Stated goal 1: Reproduce verbatim the part of the passage on parental joy starting with "But do you see" and going on through "sell the shirt.".

Excerpt provided:
◆ ◆ ◆ ◆ ◆ ◆ ◆

I bet Larson’s grandkids give him that feeling.

You’ve felt it too, right? Joy that elevates, tingles your skin, and lodges your breath in your throat. Joy that keeps you up past midnight perfectly ironing a sailor costume for your daughter’s 8,000th dance rehearsal? Joy that makes your heart burst because it’s just so damn full of whatever it is kids fill it up with? You wonder if it just might kill you, and you think, “Death by joy is probably a good way to go.”  

I guess that’s love, isn’t it? When you look at your kids, and—for a fleeting sliver of time—you feel the fullness of love. You’re not seeing the toddler who just spilled milk all over the kitchen floor or the middle-schooler who’s wrestling her emotions. You’re looking at another human, a whole, separate person whose heart is so intimately bound to yours with infinite indestructible threads, that there’s no untangling them. No force in the universe can cut you apart, no matter how many filaments your seven-year-old, with her independent streak, might strain and snap. Sorry kid, them’s the breaks.

It’s undefinable, inexpressible. So small you can’t see it. So huge the universe can’t contain it. Crushingly heavy, but so light it’ll waft away if you grasp too tightly. Even now I feel it slip between my fingers as they clack the keyboard.

But do you see why there’s no decision to make? You made it the moment your first child wrapped her fingers around your thumb. The shirt, that magnificent, legendary shirt, with its sweat and blood and Bronx dirt doesn’t have a chance. There’s no question, so stop asking. Of course, you sell the shirt.

◆ ◆ ◆ ◆ ◆ ◆ ◆

Entries provided:
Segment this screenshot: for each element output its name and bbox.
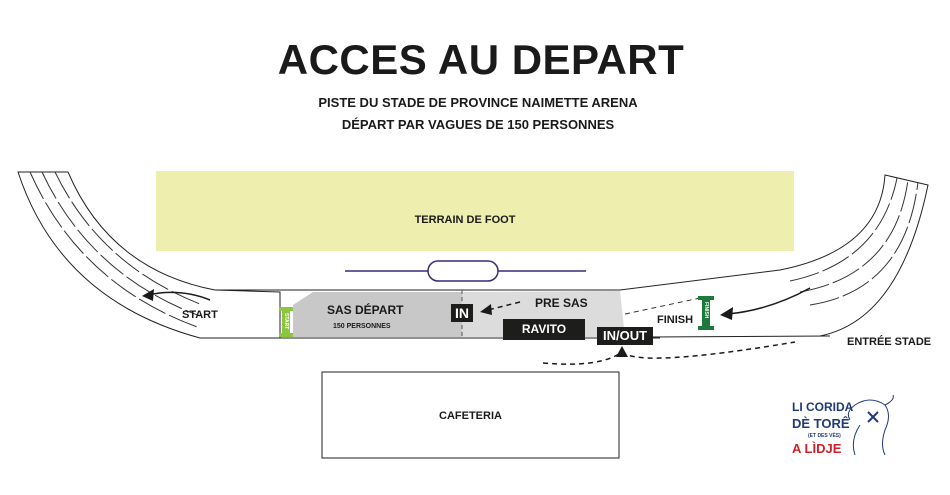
- start-arrowhead-icon: [142, 289, 154, 301]
- subtitle-location: PISTE DU STADE DE PROVINCE NAIMETTE AREN…: [318, 95, 638, 110]
- lane-line: [41, 171, 201, 317]
- lane-line: [789, 177, 898, 282]
- in-arrowhead-icon: [480, 304, 492, 315]
- page-title: ACCES AU DEPART: [277, 36, 685, 83]
- start-arrow-icon: [147, 291, 211, 301]
- lane-line: [54, 171, 201, 305]
- logo-line3: (ET DES VÈS): [808, 433, 841, 440]
- cafeteria-building: [321, 371, 620, 459]
- subtitle-waves: DÉPART PAR VAGUES DE 150 PERSONNES: [341, 117, 615, 132]
- track-bottom-line-right: [649, 335, 831, 338]
- sas-depart-label: SAS DÉPART: [327, 303, 404, 317]
- start-label: START: [182, 309, 218, 321]
- corida-logo: LI CORIDA DÈ TORÊ (ET DES VÈS) A LÌDJE: [792, 400, 853, 458]
- finish-label: FINISH: [657, 314, 694, 326]
- finish-arch-label: FINISH: [703, 302, 709, 319]
- finish-arrowhead-icon: [720, 307, 733, 320]
- cafeteria-label: CAFETERIA: [439, 410, 502, 422]
- finish-arrow-icon: [727, 287, 811, 315]
- oval-marker: [427, 260, 499, 282]
- finish-barrier: [624, 297, 701, 315]
- logo-line2: DÈ TORÊ: [792, 416, 850, 431]
- entrance-path-arrow-icon: [542, 341, 796, 365]
- bull-logo-icon: [847, 394, 894, 456]
- in-out-gate: IN/OUT: [597, 327, 653, 345]
- in-gate: IN: [451, 304, 473, 322]
- logo-line1: LI CORIDA: [792, 400, 854, 414]
- ravito-station: RAVITO: [503, 319, 585, 340]
- football-field: [156, 171, 794, 251]
- track-right-curve: [619, 174, 929, 337]
- stadium-entrance-label: ENTRÉE STADE: [847, 336, 932, 348]
- lane-line: [29, 171, 201, 329]
- pre-sas-label: PRE SAS: [535, 296, 588, 310]
- start-arch-label: START: [283, 313, 289, 330]
- logo-line4: A LÌDJE: [792, 440, 842, 456]
- sas-capacity-label: 150 PERSONNES: [333, 323, 391, 330]
- start-arch-icon: [279, 307, 293, 337]
- in-arrow-icon: [487, 301, 521, 311]
- lane-line: [809, 181, 919, 306]
- sas-depart-zone: [293, 292, 462, 337]
- lane-line: [799, 179, 909, 293]
- football-field-label: TERRAIN DE FOOT: [414, 214, 516, 226]
- entrance-arrowhead-icon: [616, 346, 628, 357]
- finish-arch-icon: [698, 296, 714, 330]
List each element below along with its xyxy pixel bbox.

◆ ◆ ◆ ◆ ◆ ◆ ◆

Stated goal 2: In the rows, copy word for word the lines starting with the line with "- start-arrowhead-icon: [142, 289, 154, 301]" and going on through the line with "- sas-capacity-label: 150", and nothing else.

Exercise output 1:
But do you see why there’s no decision to make? You made it the moment your first child wrapped her fingers around your thumb. The shirt, that magnificent, legendary shirt, with its sweat and blood and Bronx dirt doesn’t have a chance. There’s no question, so stop asking. Of course, you sell the shirt.

Exercise output 2:
- start-arrowhead-icon: [142, 289, 154, 301]
- subtitle-location: PISTE DU STADE DE PROVINCE NAIMETTE AREN…: [318, 95, 638, 110]
- lane-line: [41, 171, 201, 317]
- lane-line: [789, 177, 898, 282]
- in-arrowhead-icon: [480, 304, 492, 315]
- page-title: ACCES AU DEPART: [277, 36, 685, 83]
- start-arrow-icon: [147, 291, 211, 301]
- lane-line: [54, 171, 201, 305]
- logo-line3: (ET DES VÈS): [808, 433, 841, 440]
- cafeteria-building: [321, 371, 620, 459]
- subtitle-waves: DÉPART PAR VAGUES DE 150 PERSONNES: [341, 117, 615, 132]
- track-bottom-line-right: [649, 335, 831, 338]
- sas-depart-label: SAS DÉPART: [327, 303, 404, 317]
- start-label: START: [182, 309, 218, 321]
- corida-logo: LI CORIDA DÈ TORÊ (ET DES VÈS) A LÌDJE: [792, 400, 853, 458]
- finish-label: FINISH: [657, 314, 694, 326]
- finish-arch-label: FINISH: [703, 302, 709, 319]
- finish-arrowhead-icon: [720, 307, 733, 320]
- cafeteria-label: CAFETERIA: [439, 410, 502, 422]
- finish-arrow-icon: [727, 287, 811, 315]
- oval-marker: [427, 260, 499, 282]
- finish-barrier: [624, 297, 701, 315]
- logo-line2: DÈ TORÊ: [792, 416, 850, 431]
- entrance-path-arrow-icon: [542, 341, 796, 365]
- bull-logo-icon: [847, 394, 894, 456]
- in-out-gate: IN/OUT: [597, 327, 653, 345]
- in-gate: IN: [451, 304, 473, 322]
- logo-line1: LI CORIDA: [792, 400, 854, 414]
- ravito-station: RAVITO: [503, 319, 585, 340]
- football-field: [156, 171, 794, 251]
- track-right-curve: [619, 174, 929, 337]
- stadium-entrance-label: ENTRÉE STADE: [847, 336, 932, 348]
- lane-line: [29, 171, 201, 329]
- pre-sas-label: PRE SAS: [535, 296, 588, 310]
- start-arch-label: START: [283, 313, 289, 330]
- logo-line4: A LÌDJE: [792, 440, 842, 456]
- sas-capacity-label: 150 PERSONNES: [333, 323, 391, 330]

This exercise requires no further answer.